_DIRECTIONS FOR THIS TASK_. In the listing below, find every line containing "Tracts" and copy it out.

_DATA LINES_.
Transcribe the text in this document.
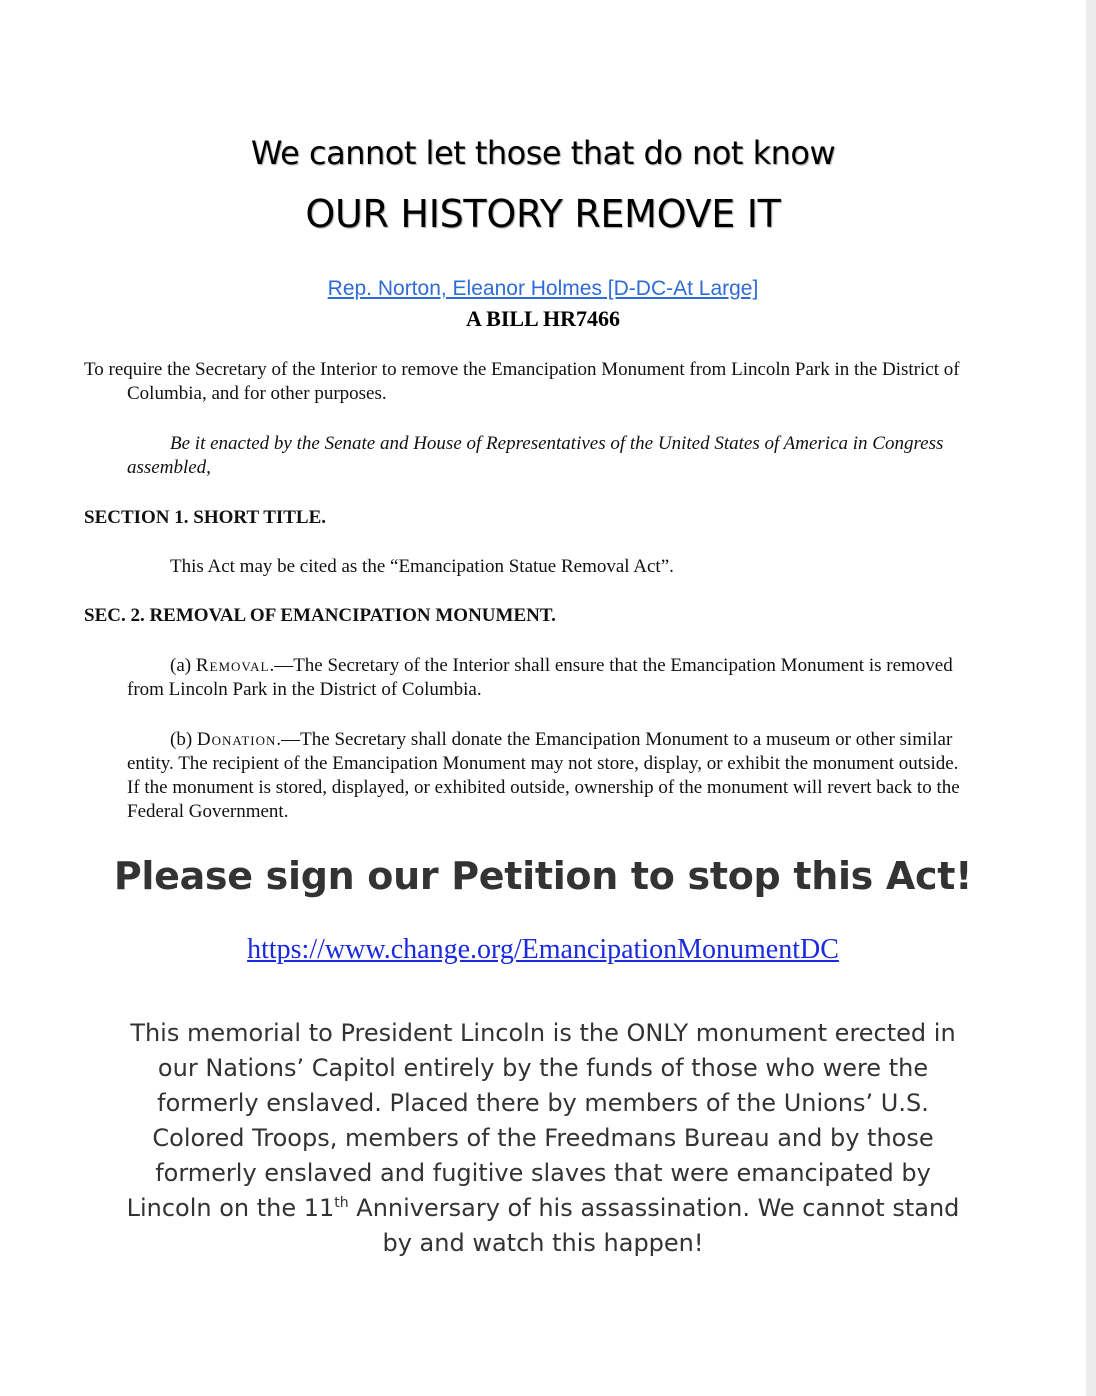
We cannot let those that do not know
OUR HISTORY REMOVE IT
Rep. Norton, Eleanor Holmes [D-DC-At Large]
A BILL HR7466
To require the Secretary of the Interior to remove the Emancipation Monument from Lincoln Park in the District of Columbia, and for other purposes.
Be it enacted by the Senate and House of Representatives of the United States of America in Congress assembled,
SECTION 1. SHORT TITLE.
This Act may be cited as the “Emancipation Statue Removal Act”.
SEC. 2. REMOVAL OF EMANCIPATION MONUMENT.
(a) Removal.—The Secretary of the Interior shall ensure that the Emancipation Monument is removed from Lincoln Park in the District of Columbia.
(b) Donation.—The Secretary shall donate the Emancipation Monument to a museum or other similar entity. The recipient of the Emancipation Monument may not store, display, or exhibit the monument outside. If the monument is stored, displayed, or exhibited outside, ownership of the monument will revert back to the Federal Government.
Please sign our Petition to stop this Act!
https://www.change.org/EmancipationMonumentDC
This memorial to President Lincoln is the ONLY monument erected in our Nations’ Capitol entirely by the funds of those who were the formerly enslaved. Placed there by members of the Unions’ U.S. Colored Troops, members of the Freedmans Bureau and by those formerly enslaved and fugitive slaves that were emancipated by Lincoln on the 11th Anniversary of his assassination. We cannot stand by and watch this happen!
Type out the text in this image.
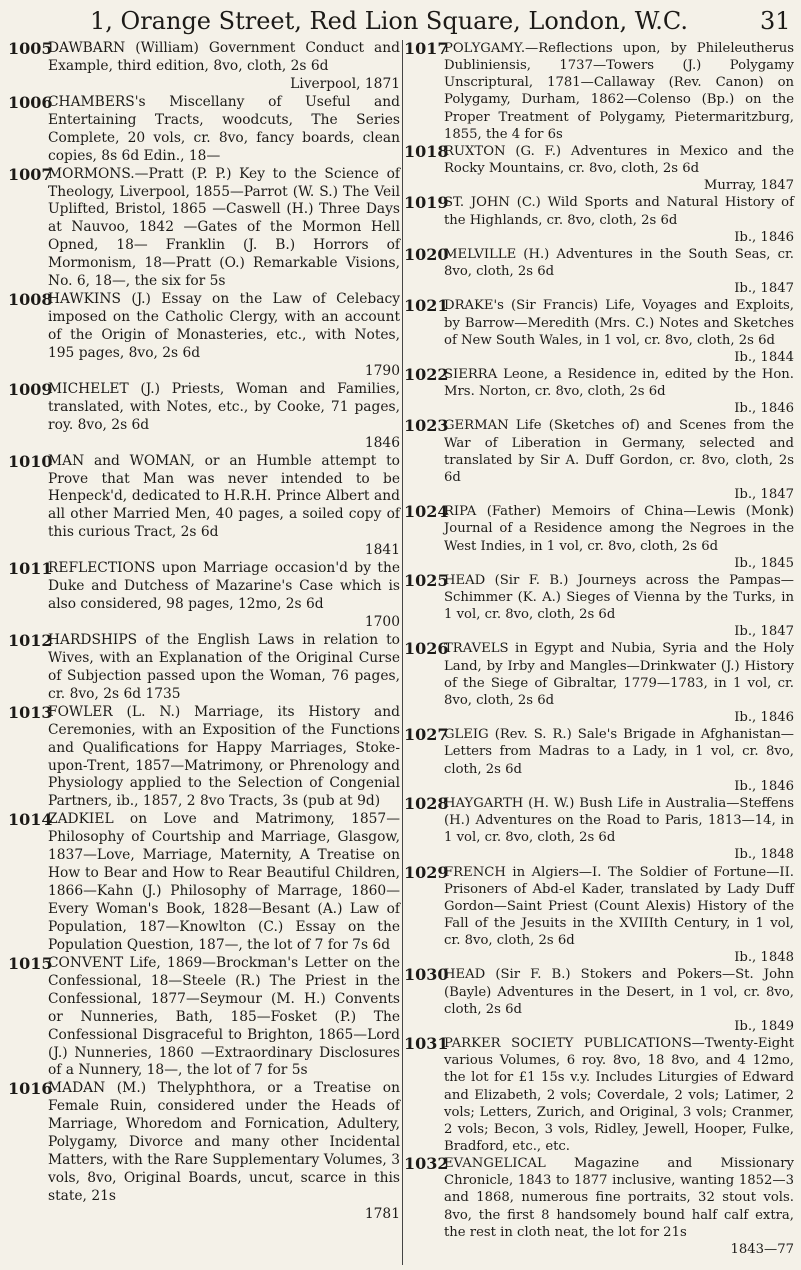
1, Orange Street, Red Lion Square, London, W.C.	31
1005
DAWBARN (William) Government Conduct and Example, third edition, 8vo, cloth, 2s 6d
Liverpool, 1871
1006
CHAMBERS's Miscellany of Useful and Entertaining Tracts, woodcuts, The Series Complete, 20 vols, cr. 8vo, fancy boards, clean copies, 8s 6d Edin., 18—
1007
MORMONS.—Pratt (P. P.) Key to the Science of Theology, Liverpool, 1855—Parrot (W. S.) The Veil Uplifted, Bristol, 1865 —Caswell (H.) Three Days at Nauvoo, 1842 —Gates of the Mormon Hell Opned, 18— Franklin (J. B.) Horrors of Mormonism, 18—Pratt (O.) Remarkable Visions, No. 6, 18—, the six for 5s
1008
HAWKINS (J.) Essay on the Law of Celebacy imposed on the Catholic Clergy, with an account of the Origin of Monasteries, etc., with Notes, 195 pages, 8vo, 2s 6d
1790
1009
MICHELET (J.) Priests, Woman and Families, translated, with Notes, etc., by Cooke, 71 pages, roy. 8vo, 2s 6d
1846
1010
MAN and WOMAN, or an Humble attempt to Prove that Man was never intended to be Henpeck'd, dedicated to H.R.H. Prince Albert and all other Married Men, 40 pages, a soiled copy of this curious Tract, 2s 6d
1841
1011
REFLECTIONS upon Marriage occasion'd by the Duke and Dutchess of Mazarine's Case which is also considered, 98 pages, 12mo, 2s 6d
1700
1012
HARDSHIPS of the English Laws in relation to Wives, with an Explanation of the Original Curse of Subjection passed upon the Woman, 76 pages, cr. 8vo, 2s 6d 1735
1013
FOWLER (L. N.) Marriage, its History and Ceremonies, with an Exposition of the Functions and Qualifications for Happy Marriages, Stoke-upon-Trent, 1857—Matrimony, or Phrenology and Physiology applied to the Selection of Congenial Partners, ib., 1857, 2 8vo Tracts, 3s (pub at 9d)
1014
ZADKIEL on Love and Matrimony, 1857—Philosophy of Courtship and Marriage, Glasgow, 1837—Love, Marriage, Maternity, A Treatise on How to Bear and How to Rear Beautiful Children, 1866—Kahn (J.) Philosophy of Marrage, 1860—Every Woman's Book, 1828—Besant (A.) Law of Population, 187—Knowlton (C.) Essay on the Population Question, 187—, the lot of 7 for 7s 6d
1015
CONVENT Life, 1869—Brockman's Letter on the Confessional, 18—Steele (R.) The Priest in the Confessional, 1877—Seymour (M. H.) Convents or Nunneries, Bath, 185—Fosket (P.) The Confessional Disgraceful to Brighton, 1865—Lord (J.) Nunneries, 1860 —Extraordinary Disclosures of a Nunnery, 18—, the lot of 7 for 5s
1016
MADAN (M.) Thelyphthora, or a Treatise on Female Ruin, considered under the Heads of Marriage, Whoredom and Fornication, Adultery, Polygamy, Divorce and many other Incidental Matters, with the Rare Supplementary Volumes, 3 vols, 8vo, Original Boards, uncut, scarce in this state, 21s
1781
1017
POLYGAMY.—Reflections upon, by Phileleutherus Dubliniensis, 1737—Towers (J.) Polygamy Unscriptural, 1781—Callaway (Rev. Canon) on Polygamy, Durham, 1862—Colenso (Bp.) on the Proper Treatment of Polygamy, Pietermaritzburg, 1855, the 4 for 6s
1018
RUXTON (G. F.) Adventures in Mexico and the Rocky Mountains, cr. 8vo, cloth, 2s 6d
Murray, 1847
1019
ST. JOHN (C.) Wild Sports and Natural History of the Highlands, cr. 8vo, cloth, 2s 6d
Ib., 1846
1020
MELVILLE (H.) Adventures in the South Seas, cr. 8vo, cloth, 2s 6d
Ib., 1847
1021
DRAKE's (Sir Francis) Life, Voyages and Exploits, by Barrow—Meredith (Mrs. C.) Notes and Sketches of New South Wales, in 1 vol, cr. 8vo, cloth, 2s 6d
Ib., 1844
1022
SIERRA Leone, a Residence in, edited by the Hon. Mrs. Norton, cr. 8vo, cloth, 2s 6d
Ib., 1846
1023
GERMAN Life (Sketches of) and Scenes from the War of Liberation in Germany, selected and translated by Sir A. Duff Gordon, cr. 8vo, cloth, 2s 6d
Ib., 1847
1024
RIPA (Father) Memoirs of China—Lewis (Monk) Journal of a Residence among the Negroes in the West Indies, in 1 vol, cr. 8vo, cloth, 2s 6d
Ib., 1845
1025
HEAD (Sir F. B.) Journeys across the Pampas—Schimmer (K. A.) Sieges of Vienna by the Turks, in 1 vol, cr. 8vo, cloth, 2s 6d
Ib., 1847
1026
TRAVELS in Egypt and Nubia, Syria and the Holy Land, by Irby and Mangles—Drinkwater (J.) History of the Siege of Gibraltar, 1779—1783, in 1 vol, cr. 8vo, cloth, 2s 6d
Ib., 1846
1027
GLEIG (Rev. S. R.) Sale's Brigade in Afghanistan—Letters from Madras to a Lady, in 1 vol, cr. 8vo, cloth, 2s 6d
Ib., 1846
1028
HAYGARTH (H. W.) Bush Life in Australia—Steffens (H.) Adventures on the Road to Paris, 1813—14, in 1 vol, cr. 8vo, cloth, 2s 6d
Ib., 1848
1029
FRENCH in Algiers—I. The Soldier of Fortune—II. Prisoners of Abd-el Kader, translated by Lady Duff Gordon—Saint Priest (Count Alexis) History of the Fall of the Jesuits in the XVIIIth Century, in 1 vol, cr. 8vo, cloth, 2s 6d
Ib., 1848
1030
HEAD (Sir F. B.) Stokers and Pokers—St. John (Bayle) Adventures in the Desert, in 1 vol, cr. 8vo, cloth, 2s 6d
Ib., 1849
1031
PARKER SOCIETY PUBLICATIONS—Twenty-Eight various Volumes, 6 roy. 8vo, 18 8vo, and 4 12mo, the lot for £1 15s v.y. Includes Liturgies of Edward and Elizabeth, 2 vols; Coverdale, 2 vols; Latimer, 2 vols; Letters, Zurich, and Original, 3 vols; Cranmer, 2 vols; Becon, 3 vols, Ridley, Jewell, Hooper, Fulke, Bradford, etc., etc.
1032
EVANGELICAL Magazine and Missionary Chronicle, 1843 to 1877 inclusive, wanting 1852—3 and 1868, numerous fine portraits, 32 stout vols. 8vo, the first 8 handsomely bound half calf extra, the rest in cloth neat, the lot for 21s
1843—77
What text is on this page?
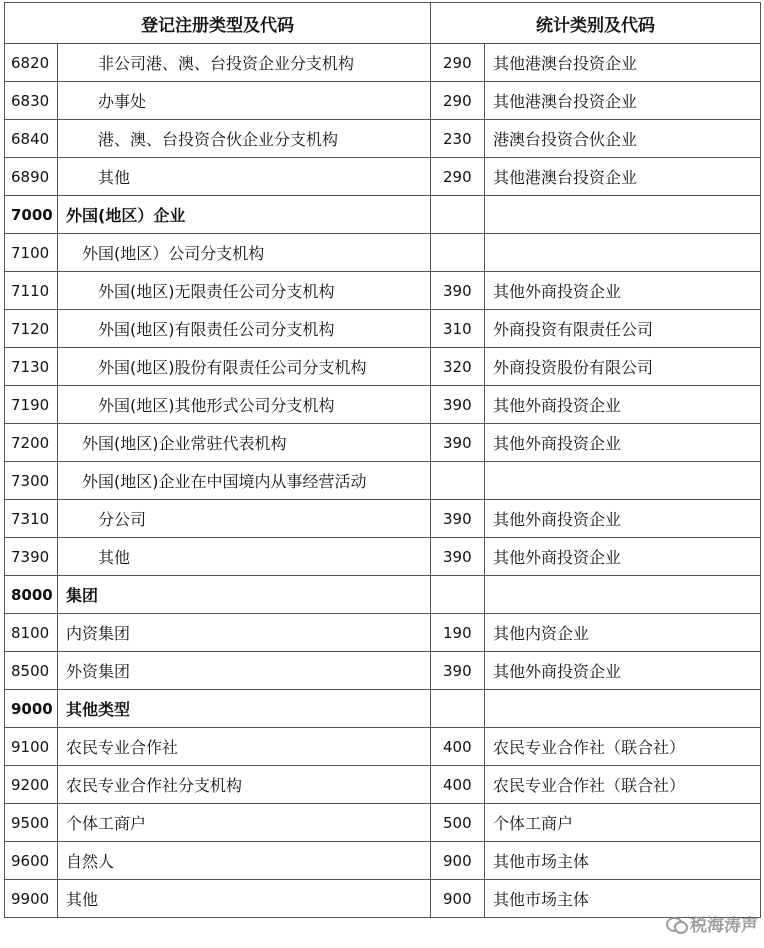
登记注册类型及代码		统计类别及代码	
6820	非公司港、澳、台投资企业分支机构	290	其他港澳台投资企业
6830	办事处	290	其他港澳台投资企业
6840	港、澳、台投资合伙企业分支机构	230	港澳台投资合伙企业
6890	其他	290	其他港澳台投资企业
7000	外国(地区）企业		
7100	外国(地区）公司分支机构		
7110	外国(地区)无限责任公司分支机构	390	其他外商投资企业
7120	外国(地区)有限责任公司分支机构	310	外商投资有限责任公司
7130	外国(地区)股份有限责任公司分支机构	320	外商投资股份有限公司
7190	外国(地区)其他形式公司分支机构	390	其他外商投资企业
7200	外国(地区)企业常驻代表机构	390	其他外商投资企业
7300	外国(地区)企业在中国境内从事经营活动		
7310	分公司	390	其他外商投资企业
7390	其他	390	其他外商投资企业
8000	集团		
8100	内资集团	190	其他内资企业
8500	外资集团	390	其他外商投资企业
9000	其他类型		
9100	农民专业合作社	400	农民专业合作社（联合社）
9200	农民专业合作社分支机构	400	农民专业合作社（联合社）
9500	个体工商户	500	个体工商户
9600	自然人	900	其他市场主体
9900	其他	900	其他市场主体
税海涛声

_SOLUTION FOR THIS EXERCISE_.
CHAMBERS's Miscellany of Useful and Entertaining Tracts, woodcuts, The Series Complete, 20 vols, cr. 8vo, fancy boards, clean copies, 8s 6d Edin., 18—
FOWLER (L. N.) Marriage, its History and Ceremonies, with an Exposition of the Functions and Qualifications for Happy Marriages, Stoke-upon-Trent, 1857—Matrimony, or Phrenology and Physiology applied to the Selection of Congenial Partners, ib., 1857, 2 8vo Tracts, 3s (pub at 9d)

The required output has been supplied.